====== EXTRACTED MATERIAL

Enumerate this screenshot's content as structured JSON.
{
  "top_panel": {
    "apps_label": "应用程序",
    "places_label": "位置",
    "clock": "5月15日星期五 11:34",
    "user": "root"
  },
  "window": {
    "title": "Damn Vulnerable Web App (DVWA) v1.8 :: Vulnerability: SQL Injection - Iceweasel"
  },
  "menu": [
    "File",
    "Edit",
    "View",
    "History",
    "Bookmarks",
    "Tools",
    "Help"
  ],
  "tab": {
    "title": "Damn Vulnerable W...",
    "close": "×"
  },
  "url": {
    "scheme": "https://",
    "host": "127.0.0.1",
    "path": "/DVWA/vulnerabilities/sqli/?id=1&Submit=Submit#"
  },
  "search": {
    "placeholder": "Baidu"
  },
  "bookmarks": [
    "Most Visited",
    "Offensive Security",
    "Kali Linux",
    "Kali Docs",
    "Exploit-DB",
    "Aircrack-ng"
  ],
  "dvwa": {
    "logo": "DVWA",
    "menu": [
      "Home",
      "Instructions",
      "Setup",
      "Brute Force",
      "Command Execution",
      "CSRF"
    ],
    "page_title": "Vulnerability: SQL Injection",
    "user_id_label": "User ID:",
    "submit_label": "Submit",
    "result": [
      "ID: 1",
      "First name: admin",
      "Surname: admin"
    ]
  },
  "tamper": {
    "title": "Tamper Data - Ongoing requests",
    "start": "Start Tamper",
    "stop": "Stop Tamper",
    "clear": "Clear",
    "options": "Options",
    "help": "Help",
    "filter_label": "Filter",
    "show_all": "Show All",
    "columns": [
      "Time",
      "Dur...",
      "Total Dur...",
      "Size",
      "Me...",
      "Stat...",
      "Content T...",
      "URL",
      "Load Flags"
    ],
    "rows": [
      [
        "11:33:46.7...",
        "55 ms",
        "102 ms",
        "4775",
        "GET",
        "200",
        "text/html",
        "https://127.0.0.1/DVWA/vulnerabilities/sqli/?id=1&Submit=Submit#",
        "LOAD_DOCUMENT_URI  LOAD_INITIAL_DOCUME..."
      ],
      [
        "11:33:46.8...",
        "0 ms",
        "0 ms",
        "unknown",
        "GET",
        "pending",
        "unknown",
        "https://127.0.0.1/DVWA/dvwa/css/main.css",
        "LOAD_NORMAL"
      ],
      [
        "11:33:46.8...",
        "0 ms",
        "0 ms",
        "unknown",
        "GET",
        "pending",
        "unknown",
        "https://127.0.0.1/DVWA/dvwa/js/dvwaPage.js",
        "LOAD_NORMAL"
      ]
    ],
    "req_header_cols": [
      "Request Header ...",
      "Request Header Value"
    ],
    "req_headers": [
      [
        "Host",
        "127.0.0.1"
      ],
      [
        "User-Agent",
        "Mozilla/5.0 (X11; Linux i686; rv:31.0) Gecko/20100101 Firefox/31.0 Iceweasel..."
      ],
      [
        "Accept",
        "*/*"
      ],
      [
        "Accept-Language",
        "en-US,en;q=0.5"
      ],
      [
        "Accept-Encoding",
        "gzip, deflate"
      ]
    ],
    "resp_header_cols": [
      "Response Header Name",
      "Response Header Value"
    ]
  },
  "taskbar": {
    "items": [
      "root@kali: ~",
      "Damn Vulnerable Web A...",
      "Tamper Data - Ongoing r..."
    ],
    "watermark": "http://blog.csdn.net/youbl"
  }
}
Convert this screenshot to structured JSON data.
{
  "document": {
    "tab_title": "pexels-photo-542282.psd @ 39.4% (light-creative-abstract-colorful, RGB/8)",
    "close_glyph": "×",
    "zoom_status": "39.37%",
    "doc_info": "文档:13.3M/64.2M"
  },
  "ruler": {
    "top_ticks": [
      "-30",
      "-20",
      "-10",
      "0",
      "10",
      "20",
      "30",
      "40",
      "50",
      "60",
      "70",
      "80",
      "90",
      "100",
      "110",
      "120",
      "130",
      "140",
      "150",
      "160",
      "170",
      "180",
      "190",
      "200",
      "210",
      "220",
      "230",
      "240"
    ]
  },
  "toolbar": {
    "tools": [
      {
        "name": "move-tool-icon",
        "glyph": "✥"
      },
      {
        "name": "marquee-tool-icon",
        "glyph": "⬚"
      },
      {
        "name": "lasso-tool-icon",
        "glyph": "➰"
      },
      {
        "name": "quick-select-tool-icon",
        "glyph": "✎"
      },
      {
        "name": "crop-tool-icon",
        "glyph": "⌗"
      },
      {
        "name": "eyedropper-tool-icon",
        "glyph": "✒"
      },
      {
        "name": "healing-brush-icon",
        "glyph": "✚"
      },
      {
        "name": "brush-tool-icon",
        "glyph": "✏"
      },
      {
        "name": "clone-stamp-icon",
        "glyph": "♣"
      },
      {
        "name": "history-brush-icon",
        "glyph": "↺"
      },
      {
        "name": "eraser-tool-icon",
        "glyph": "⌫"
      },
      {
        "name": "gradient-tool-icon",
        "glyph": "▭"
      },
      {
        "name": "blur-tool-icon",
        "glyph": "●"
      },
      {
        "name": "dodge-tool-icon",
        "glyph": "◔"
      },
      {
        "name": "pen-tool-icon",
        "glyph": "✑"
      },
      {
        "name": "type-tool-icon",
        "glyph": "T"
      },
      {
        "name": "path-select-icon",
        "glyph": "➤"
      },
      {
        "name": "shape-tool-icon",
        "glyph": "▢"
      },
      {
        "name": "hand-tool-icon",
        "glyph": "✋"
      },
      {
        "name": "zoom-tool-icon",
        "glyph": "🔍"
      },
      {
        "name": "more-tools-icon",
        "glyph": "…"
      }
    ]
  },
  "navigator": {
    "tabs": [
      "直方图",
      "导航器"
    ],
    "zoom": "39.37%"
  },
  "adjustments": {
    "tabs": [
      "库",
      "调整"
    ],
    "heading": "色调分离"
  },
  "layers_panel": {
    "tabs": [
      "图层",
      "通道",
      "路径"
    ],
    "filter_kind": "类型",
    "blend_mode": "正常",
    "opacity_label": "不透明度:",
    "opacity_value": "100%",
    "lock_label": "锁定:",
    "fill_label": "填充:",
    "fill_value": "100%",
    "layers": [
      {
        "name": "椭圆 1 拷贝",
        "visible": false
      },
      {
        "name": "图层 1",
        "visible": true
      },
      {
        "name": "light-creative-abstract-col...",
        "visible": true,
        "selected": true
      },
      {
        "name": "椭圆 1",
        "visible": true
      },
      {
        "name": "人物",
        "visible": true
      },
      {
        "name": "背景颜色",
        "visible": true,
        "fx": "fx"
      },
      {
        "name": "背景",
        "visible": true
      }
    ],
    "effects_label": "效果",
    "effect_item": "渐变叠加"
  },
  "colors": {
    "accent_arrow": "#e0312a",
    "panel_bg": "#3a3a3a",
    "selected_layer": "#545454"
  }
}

============

Search the lines above for the string "https", then show every one that has it.

    "scheme": "https://",
        "https://127.0.0.1/DVWA/vulnerabilities/sqli/?id=1&Submit=Submit#",
        "https://127.0.0.1/DVWA/dvwa/css/main.css",
        "https://127.0.0.1/DVWA/dvwa/js/dvwaPage.js",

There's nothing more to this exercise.